Extracted data entries:
* start *

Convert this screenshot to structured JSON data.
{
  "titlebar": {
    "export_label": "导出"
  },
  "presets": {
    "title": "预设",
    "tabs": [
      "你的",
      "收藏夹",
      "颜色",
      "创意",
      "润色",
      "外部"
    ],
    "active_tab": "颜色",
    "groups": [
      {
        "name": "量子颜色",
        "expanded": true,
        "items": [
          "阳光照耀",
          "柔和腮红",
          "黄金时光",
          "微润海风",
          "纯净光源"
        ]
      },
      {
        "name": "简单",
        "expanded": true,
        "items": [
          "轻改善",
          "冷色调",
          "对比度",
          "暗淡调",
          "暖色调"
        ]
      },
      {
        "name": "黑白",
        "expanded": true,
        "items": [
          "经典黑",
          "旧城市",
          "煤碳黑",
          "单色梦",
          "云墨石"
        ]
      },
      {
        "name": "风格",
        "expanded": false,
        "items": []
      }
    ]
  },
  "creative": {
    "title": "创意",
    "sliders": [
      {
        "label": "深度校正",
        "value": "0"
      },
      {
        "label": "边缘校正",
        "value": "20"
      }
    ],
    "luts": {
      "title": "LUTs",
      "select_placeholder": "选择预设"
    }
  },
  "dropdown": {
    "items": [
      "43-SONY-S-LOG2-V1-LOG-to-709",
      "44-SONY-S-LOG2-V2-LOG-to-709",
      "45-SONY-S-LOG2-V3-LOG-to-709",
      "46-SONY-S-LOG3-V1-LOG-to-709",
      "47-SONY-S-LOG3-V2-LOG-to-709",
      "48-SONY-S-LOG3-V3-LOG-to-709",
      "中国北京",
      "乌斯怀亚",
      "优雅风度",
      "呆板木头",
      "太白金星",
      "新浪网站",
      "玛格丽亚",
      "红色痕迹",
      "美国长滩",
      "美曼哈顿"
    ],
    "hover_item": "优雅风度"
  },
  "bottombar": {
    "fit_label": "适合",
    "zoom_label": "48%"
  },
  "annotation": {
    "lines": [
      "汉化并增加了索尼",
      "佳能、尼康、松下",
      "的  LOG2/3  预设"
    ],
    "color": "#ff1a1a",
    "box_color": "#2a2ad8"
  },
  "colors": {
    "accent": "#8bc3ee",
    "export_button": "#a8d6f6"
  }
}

* end *

▸ **THE REQUEST**
Your task is to repeat every line exactly.

▸ **THE RESULT**
Convert this screenshot to structured JSON data.
{
  "titlebar": {
    "export_label": "导出"
  },
  "presets": {
    "title": "预设",
    "tabs": [
      "你的",
      "收藏夹",
      "颜色",
      "创意",
      "润色",
      "外部"
    ],
    "active_tab": "颜色",
    "groups": [
      {
        "name": "量子颜色",
        "expanded": true,
        "items": [
          "阳光照耀",
          "柔和腮红",
          "黄金时光",
          "微润海风",
          "纯净光源"
        ]
      },
      {
        "name": "简单",
        "expanded": true,
        "items": [
          "轻改善",
          "冷色调",
          "对比度",
          "暗淡调",
          "暖色调"
        ]
      },
      {
        "name": "黑白",
        "expanded": true,
        "items": [
          "经典黑",
          "旧城市",
          "煤碳黑",
          "单色梦",
          "云墨石"
        ]
      },
      {
        "name": "风格",
        "expanded": false,
        "items": []
      }
    ]
  },
  "creative": {
    "title": "创意",
    "sliders": [
      {
        "label": "深度校正",
        "value": "0"
      },
      {
        "label": "边缘校正",
        "value": "20"
      }
    ],
    "luts": {
      "title": "LUTs",
      "select_placeholder": "选择预设"
    }
  },
  "dropdown": {
    "items": [
      "43-SONY-S-LOG2-V1-LOG-to-709",
      "44-SONY-S-LOG2-V2-LOG-to-709",
      "45-SONY-S-LOG2-V3-LOG-to-709",
      "46-SONY-S-LOG3-V1-LOG-to-709",
      "47-SONY-S-LOG3-V2-LOG-to-709",
      "48-SONY-S-LOG3-V3-LOG-to-709",
      "中国北京",
      "乌斯怀亚",
      "优雅风度",
      "呆板木头",
      "太白金星",
      "新浪网站",
      "玛格丽亚",
      "红色痕迹",
      "美国长滩",
      "美曼哈顿"
    ],
    "hover_item": "优雅风度"
  },
  "bottombar": {
    "fit_label": "适合",
    "zoom_label": "48%"
  },
  "annotation": {
    "lines": [
      "汉化并增加了索尼",
      "佳能、尼康、松下",
      "的  LOG2/3  预设"
    ],
    "color": "#ff1a1a",
    "box_color": "#2a2ad8"
  },
  "colors": {
    "accent": "#8bc3ee",
    "export_button": "#a8d6f6"
  }
}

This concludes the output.